[Aim of the task] Give the entries again exactly, every one of them.

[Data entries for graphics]
++++++++

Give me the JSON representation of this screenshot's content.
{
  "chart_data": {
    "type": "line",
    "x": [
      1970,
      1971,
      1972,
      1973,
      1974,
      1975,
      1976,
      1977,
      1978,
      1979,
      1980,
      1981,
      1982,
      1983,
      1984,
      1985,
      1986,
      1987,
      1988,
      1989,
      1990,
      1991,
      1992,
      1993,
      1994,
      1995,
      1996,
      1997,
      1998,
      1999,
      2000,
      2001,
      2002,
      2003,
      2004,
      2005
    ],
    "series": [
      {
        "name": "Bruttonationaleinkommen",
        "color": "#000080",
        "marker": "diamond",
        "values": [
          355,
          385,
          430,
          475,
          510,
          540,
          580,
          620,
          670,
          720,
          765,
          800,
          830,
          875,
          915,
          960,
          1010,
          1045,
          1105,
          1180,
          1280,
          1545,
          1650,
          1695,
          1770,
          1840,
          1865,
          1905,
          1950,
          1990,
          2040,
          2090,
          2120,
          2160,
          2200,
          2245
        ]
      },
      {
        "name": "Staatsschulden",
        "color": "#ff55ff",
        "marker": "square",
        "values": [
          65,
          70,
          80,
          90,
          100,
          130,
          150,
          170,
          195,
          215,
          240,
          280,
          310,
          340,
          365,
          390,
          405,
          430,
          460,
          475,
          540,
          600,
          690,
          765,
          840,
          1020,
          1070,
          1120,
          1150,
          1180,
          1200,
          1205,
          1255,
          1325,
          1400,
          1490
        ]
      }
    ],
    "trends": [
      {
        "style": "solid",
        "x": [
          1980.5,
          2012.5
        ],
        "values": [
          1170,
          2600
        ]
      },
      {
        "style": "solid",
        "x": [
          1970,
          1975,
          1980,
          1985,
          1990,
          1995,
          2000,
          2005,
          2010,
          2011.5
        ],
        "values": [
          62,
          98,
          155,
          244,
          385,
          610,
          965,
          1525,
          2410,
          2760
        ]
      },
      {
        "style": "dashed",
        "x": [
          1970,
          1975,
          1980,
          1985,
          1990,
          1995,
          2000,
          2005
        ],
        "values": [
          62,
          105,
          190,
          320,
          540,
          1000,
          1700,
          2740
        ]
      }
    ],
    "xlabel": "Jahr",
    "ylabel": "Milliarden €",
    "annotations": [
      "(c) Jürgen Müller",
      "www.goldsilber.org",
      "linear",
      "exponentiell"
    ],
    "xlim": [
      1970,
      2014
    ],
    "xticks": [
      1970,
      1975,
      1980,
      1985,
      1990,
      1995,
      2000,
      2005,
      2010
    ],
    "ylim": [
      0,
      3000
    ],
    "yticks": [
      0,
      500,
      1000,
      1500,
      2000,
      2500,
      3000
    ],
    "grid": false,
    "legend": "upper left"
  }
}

++++++++

[Solution]
Give me the JSON representation of this screenshot's content.
{
  "chart_data": {
    "type": "line",
    "x": [
      1970,
      1971,
      1972,
      1973,
      1974,
      1975,
      1976,
      1977,
      1978,
      1979,
      1980,
      1981,
      1982,
      1983,
      1984,
      1985,
      1986,
      1987,
      1988,
      1989,
      1990,
      1991,
      1992,
      1993,
      1994,
      1995,
      1996,
      1997,
      1998,
      1999,
      2000,
      2001,
      2002,
      2003,
      2004,
      2005
    ],
    "series": [
      {
        "name": "Bruttonationaleinkommen",
        "color": "#000080",
        "marker": "diamond",
        "values": [
          355,
          385,
          430,
          475,
          510,
          540,
          580,
          620,
          670,
          720,
          765,
          800,
          830,
          875,
          915,
          960,
          1010,
          1045,
          1105,
          1180,
          1280,
          1545,
          1650,
          1695,
          1770,
          1840,
          1865,
          1905,
          1950,
          1990,
          2040,
          2090,
          2120,
          2160,
          2200,
          2245
        ]
      },
      {
        "name": "Staatsschulden",
        "color": "#ff55ff",
        "marker": "square",
        "values": [
          65,
          70,
          80,
          90,
          100,
          130,
          150,
          170,
          195,
          215,
          240,
          280,
          310,
          340,
          365,
          390,
          405,
          430,
          460,
          475,
          540,
          600,
          690,
          765,
          840,
          1020,
          1070,
          1120,
          1150,
          1180,
          1200,
          1205,
          1255,
          1325,
          1400,
          1490
        ]
      }
    ],
    "trends": [
      {
        "style": "solid",
        "x": [
          1980.5,
          2012.5
        ],
        "values": [
          1170,
          2600
        ]
      },
      {
        "style": "solid",
        "x": [
          1970,
          1975,
          1980,
          1985,
          1990,
          1995,
          2000,
          2005,
          2010,
          2011.5
        ],
        "values": [
          62,
          98,
          155,
          244,
          385,
          610,
          965,
          1525,
          2410,
          2760
        ]
      },
      {
        "style": "dashed",
        "x": [
          1970,
          1975,
          1980,
          1985,
          1990,
          1995,
          2000,
          2005
        ],
        "values": [
          62,
          105,
          190,
          320,
          540,
          1000,
          1700,
          2740
        ]
      }
    ],
    "xlabel": "Jahr",
    "ylabel": "Milliarden €",
    "annotations": [
      "(c) Jürgen Müller",
      "www.goldsilber.org",
      "linear",
      "exponentiell"
    ],
    "xlim": [
      1970,
      2014
    ],
    "xticks": [
      1970,
      1975,
      1980,
      1985,
      1990,
      1995,
      2000,
      2005,
      2010
    ],
    "ylim": [
      0,
      3000
    ],
    "yticks": [
      0,
      500,
      1000,
      1500,
      2000,
      2500,
      3000
    ],
    "grid": false,
    "legend": "upper left"
  }
}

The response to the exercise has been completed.